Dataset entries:
* * * * * * * * *

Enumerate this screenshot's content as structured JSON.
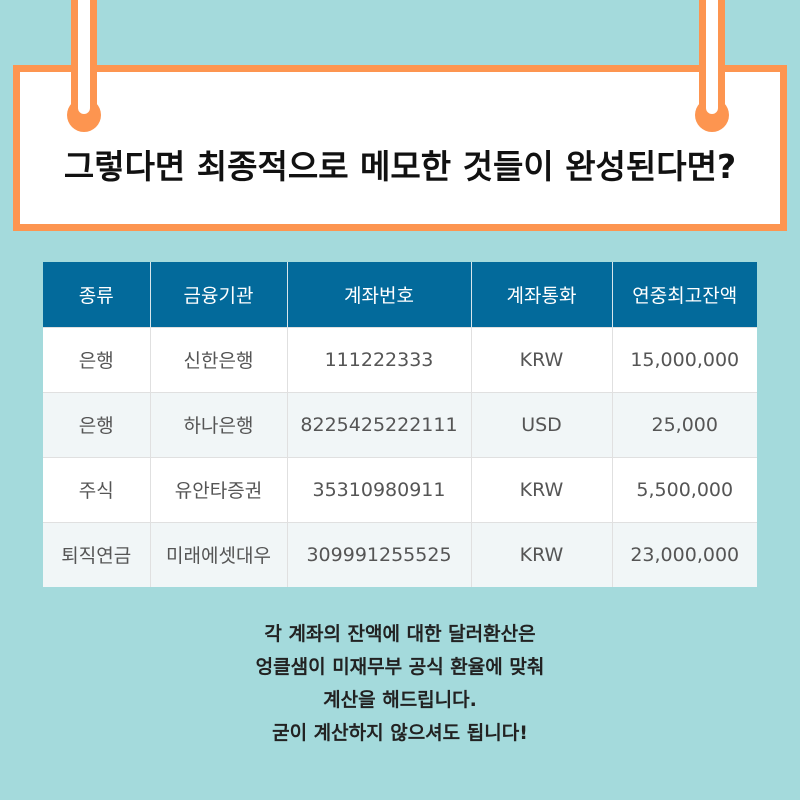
{
  "colors": {
    "background": "#a4dadc",
    "accent": "#fd9550",
    "header": "#036a9b"
  },
  "title": "그렇다면 최종적으로 메모한 것들이 완성된다면?",
  "table": {
    "headers": [
      "종류",
      "금융기관",
      "계좌번호",
      "계좌통화",
      "연중최고잔액"
    ],
    "rows": [
      [
        "은행",
        "신한은행",
        "111222333",
        "KRW",
        "15,000,000"
      ],
      [
        "은행",
        "하나은행",
        "8225425222111",
        "USD",
        "25,000"
      ],
      [
        "주식",
        "유안타증권",
        "35310980911",
        "KRW",
        "5,500,000"
      ],
      [
        "퇴직연금",
        "미래에셋대우",
        "309991255525",
        "KRW",
        "23,000,000"
      ]
    ]
  },
  "note": [
    "각 계좌의 잔액에 대한 달러환산은",
    "엉클샘이 미재무부 공식 환율에 맞춰",
    "계산을 해드립니다.",
    "굳이 계산하지 않으셔도 됩니다!"
  ]
}
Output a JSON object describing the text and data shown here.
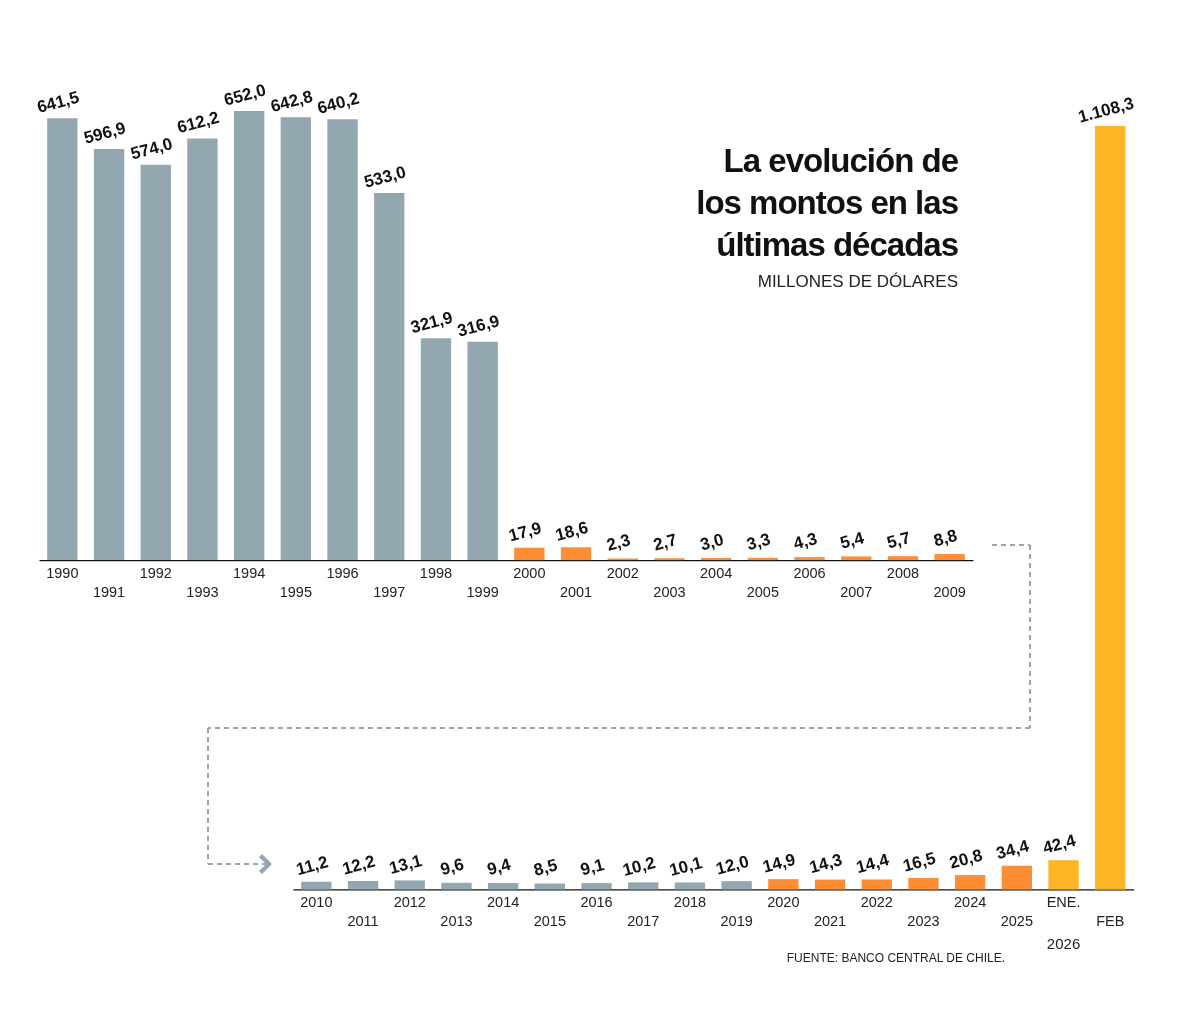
{
  "chart_data": [
    {
      "type": "bar",
      "title": "La evolución de los montos en las últimas décadas",
      "subtitle": "MILLONES DE DÓLARES",
      "categories": [
        "1990",
        "1991",
        "1992",
        "1993",
        "1994",
        "1995",
        "1996",
        "1997",
        "1998",
        "1999",
        "2000",
        "2001",
        "2002",
        "2003",
        "2004",
        "2005",
        "2006",
        "2007",
        "2008",
        "2009"
      ],
      "values": [
        641.5,
        596.9,
        574.0,
        612.2,
        652.0,
        642.8,
        640.2,
        533.0,
        321.9,
        316.9,
        17.9,
        18.6,
        2.3,
        2.7,
        3.0,
        3.3,
        4.3,
        5.4,
        5.7,
        8.8
      ],
      "value_labels": [
        "641,5",
        "596,9",
        "574,0",
        "612,2",
        "652,0",
        "642,8",
        "640,2",
        "533,0",
        "321,9",
        "316,9",
        "17,9",
        "18,6",
        "2,3",
        "2,7",
        "3,0",
        "3,3",
        "4,3",
        "5,4",
        "5,7",
        "8,8"
      ],
      "colors": [
        "#93a7b0",
        "#93a7b0",
        "#93a7b0",
        "#93a7b0",
        "#93a7b0",
        "#93a7b0",
        "#93a7b0",
        "#93a7b0",
        "#93a7b0",
        "#93a7b0",
        "#fd8e35",
        "#fd8e35",
        "#fd8e35",
        "#fd8e35",
        "#fd8e35",
        "#fd8e35",
        "#fd8e35",
        "#fd8e35",
        "#fd8e35",
        "#fd8e35"
      ]
    },
    {
      "type": "bar",
      "categories": [
        "2010",
        "2011",
        "2012",
        "2013",
        "2014",
        "2015",
        "2016",
        "2017",
        "2018",
        "2019",
        "2020",
        "2021",
        "2022",
        "2023",
        "2024",
        "2025",
        "ENE.",
        "FEB"
      ],
      "values": [
        11.2,
        12.2,
        13.1,
        9.6,
        9.4,
        8.5,
        9.1,
        10.2,
        10.1,
        12.0,
        14.9,
        14.3,
        14.4,
        16.5,
        20.8,
        34.4,
        42.4,
        1108.3
      ],
      "value_labels": [
        "11,2",
        "12,2",
        "13,1",
        "9,6",
        "9,4",
        "8,5",
        "9,1",
        "10,2",
        "10,1",
        "12,0",
        "14,9",
        "14,3",
        "14,4",
        "16,5",
        "20,8",
        "34,4",
        "42,4",
        "1.108,3"
      ],
      "colors": [
        "#93a7b0",
        "#93a7b0",
        "#93a7b0",
        "#93a7b0",
        "#93a7b0",
        "#93a7b0",
        "#93a7b0",
        "#93a7b0",
        "#93a7b0",
        "#93a7b0",
        "#fd8e35",
        "#fd8e35",
        "#fd8e35",
        "#fd8e35",
        "#fd8e35",
        "#fd8e35",
        "#fdb524",
        "#fdb524"
      ],
      "annotations": [
        "2026",
        "FUENTE: BANCO CENTRAL DE CHILE."
      ]
    }
  ]
}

* * * * * * * * *

**GOAL OF THE EXERCISE**
Show, from the listing above, each line that contains the word "JSON".

**CORRECT RESPONSE**
Enumerate this screenshot's content as structured JSON.
Output a JSON object describing the text and data shown here.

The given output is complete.